» Your task
Isolate every line in the data with the string "name" and copy it.

» Records supplied
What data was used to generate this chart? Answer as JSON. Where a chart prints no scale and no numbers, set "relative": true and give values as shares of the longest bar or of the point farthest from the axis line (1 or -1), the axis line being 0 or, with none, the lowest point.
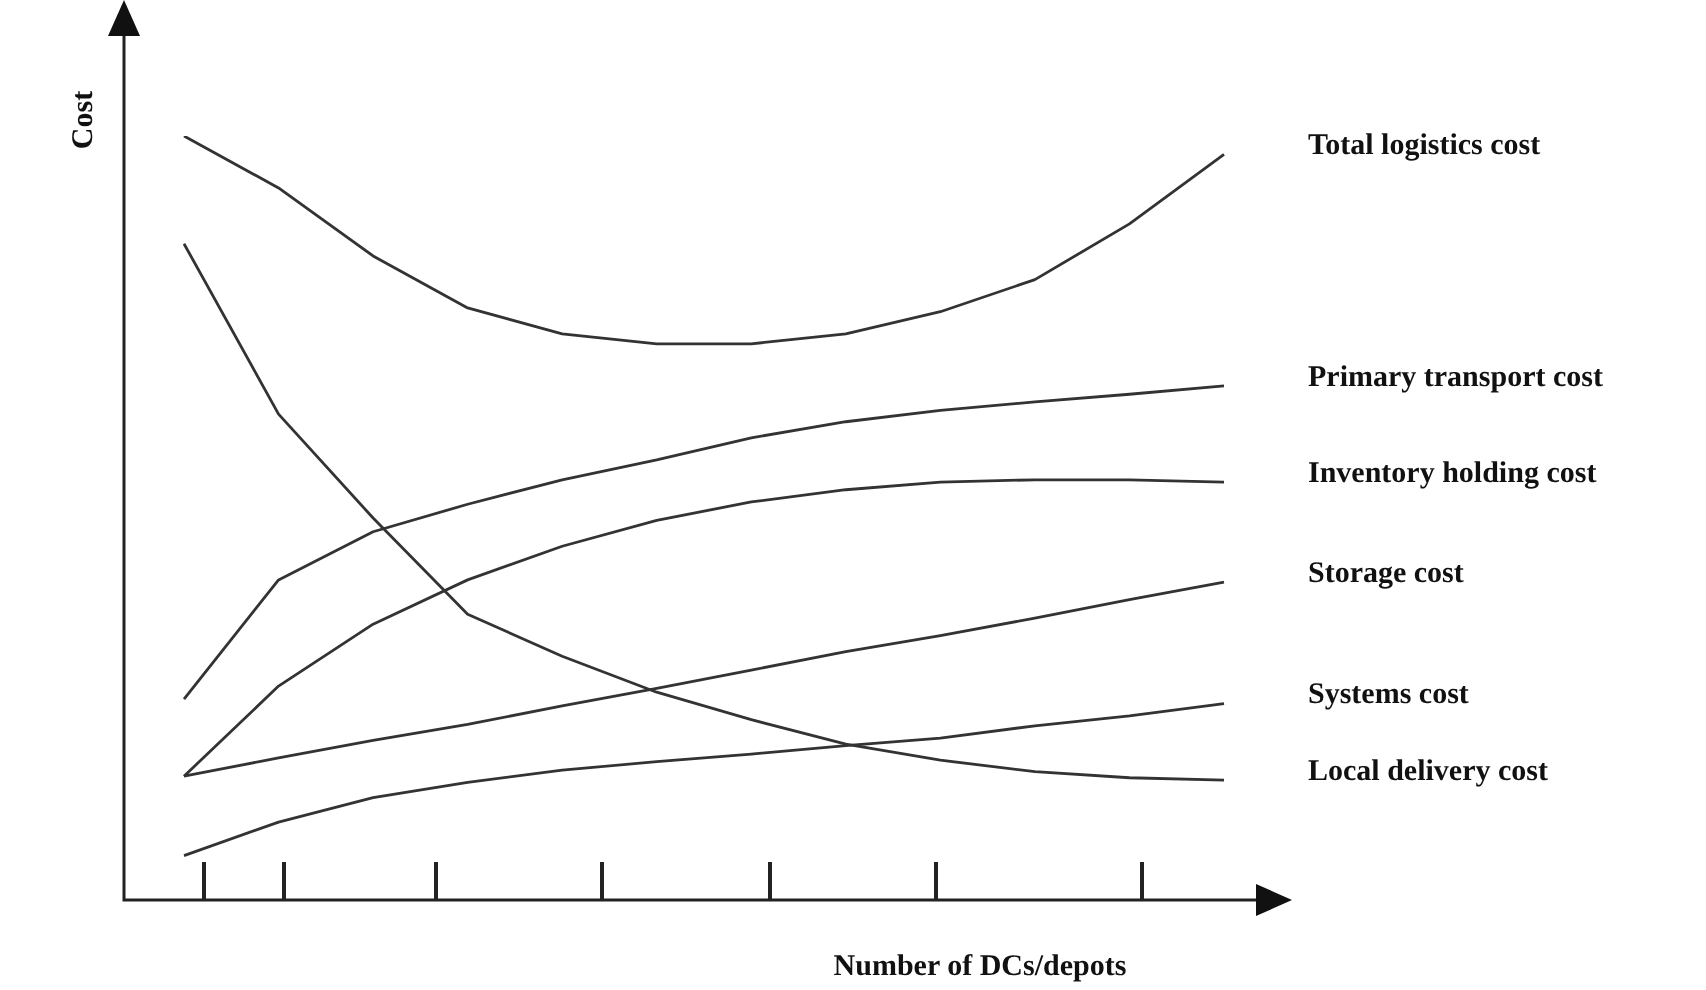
{
  "chart_data": {
    "type": "line",
    "relative": true,
    "xlabel": "Number of DCs/depots",
    "ylabel": "Cost",
    "categories": [
      null,
      null,
      null,
      null,
      null,
      null,
      null,
      null,
      null,
      null,
      null,
      null
    ],
    "grid": false,
    "legend": false,
    "tick_labels": false,
    "marker": "none",
    "line_style": "solid",
    "series": [
      {
        "name": "Total logistics cost",
        "color": "#333333",
        "values": [
          1,
          0.932,
          0.843,
          0.775,
          0.741,
          0.728,
          0.728,
          0.741,
          0.77,
          0.812,
          0.885,
          0.976
        ]
      },
      {
        "name": "Primary transport cost",
        "color": "#333333",
        "values": [
          0.263,
          0.419,
          0.482,
          0.518,
          0.55,
          0.576,
          0.605,
          0.626,
          0.641,
          0.652,
          0.662,
          0.673
        ]
      },
      {
        "name": "Inventory holding cost",
        "color": "#333333",
        "values": [
          0.162,
          0.28,
          0.361,
          0.419,
          0.463,
          0.497,
          0.521,
          0.537,
          0.547,
          0.55,
          0.55,
          0.547
        ]
      },
      {
        "name": "Storage cost",
        "color": "#333333",
        "values": [
          0.162,
          0.186,
          0.209,
          0.23,
          0.254,
          0.277,
          0.301,
          0.325,
          0.346,
          0.369,
          0.393,
          0.416
        ]
      },
      {
        "name": "Systems cost",
        "color": "#333333",
        "values": [
          0.058,
          0.102,
          0.134,
          0.154,
          0.17,
          0.181,
          0.191,
          0.202,
          0.212,
          0.228,
          0.241,
          0.257
        ]
      },
      {
        "name": "Local delivery cost",
        "color": "#333333",
        "values": [
          0.859,
          0.636,
          0.5,
          0.374,
          0.319,
          0.272,
          0.236,
          0.204,
          0.183,
          0.168,
          0.16,
          0.157
        ]
      }
    ]
  }
}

» Task solution
        "name": "Total logistics cost",
        "name": "Primary transport cost",
        "name": "Inventory holding cost",
        "name": "Storage cost",
        "name": "Systems cost",
        "name": "Local delivery cost",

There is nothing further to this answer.